----- Supplied records -----

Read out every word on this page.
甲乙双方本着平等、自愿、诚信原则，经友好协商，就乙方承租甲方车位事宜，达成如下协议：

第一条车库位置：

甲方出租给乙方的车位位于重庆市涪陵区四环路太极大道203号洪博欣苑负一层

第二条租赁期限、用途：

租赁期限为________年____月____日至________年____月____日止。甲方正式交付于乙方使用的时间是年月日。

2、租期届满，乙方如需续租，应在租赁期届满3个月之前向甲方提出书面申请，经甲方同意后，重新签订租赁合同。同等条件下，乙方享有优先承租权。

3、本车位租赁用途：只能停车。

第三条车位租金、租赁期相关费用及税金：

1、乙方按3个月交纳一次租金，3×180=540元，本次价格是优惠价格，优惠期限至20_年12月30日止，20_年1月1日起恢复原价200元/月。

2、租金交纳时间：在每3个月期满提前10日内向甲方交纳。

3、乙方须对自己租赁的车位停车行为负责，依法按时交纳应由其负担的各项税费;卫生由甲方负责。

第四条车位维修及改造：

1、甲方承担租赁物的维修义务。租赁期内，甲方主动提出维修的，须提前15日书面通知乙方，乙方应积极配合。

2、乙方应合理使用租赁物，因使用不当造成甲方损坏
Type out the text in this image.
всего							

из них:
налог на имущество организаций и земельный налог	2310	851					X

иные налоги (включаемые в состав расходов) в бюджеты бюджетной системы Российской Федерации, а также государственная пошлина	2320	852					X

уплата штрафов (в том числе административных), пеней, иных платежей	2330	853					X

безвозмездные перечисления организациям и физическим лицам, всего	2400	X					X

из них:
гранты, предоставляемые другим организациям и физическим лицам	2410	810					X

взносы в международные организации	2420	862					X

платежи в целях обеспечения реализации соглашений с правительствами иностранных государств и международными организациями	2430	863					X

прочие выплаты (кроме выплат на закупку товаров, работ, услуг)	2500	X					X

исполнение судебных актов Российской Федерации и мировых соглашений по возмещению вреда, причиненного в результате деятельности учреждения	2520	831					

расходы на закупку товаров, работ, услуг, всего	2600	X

-----

Directive:
Select from the material above each line in which the string "услуг" appears, and list those lines.

Right answer:
прочие выплаты (кроме выплат на закупку товаров, работ, услуг)	2500	X					X
расходы на закупку товаров, работ, услуг, всего	2600	X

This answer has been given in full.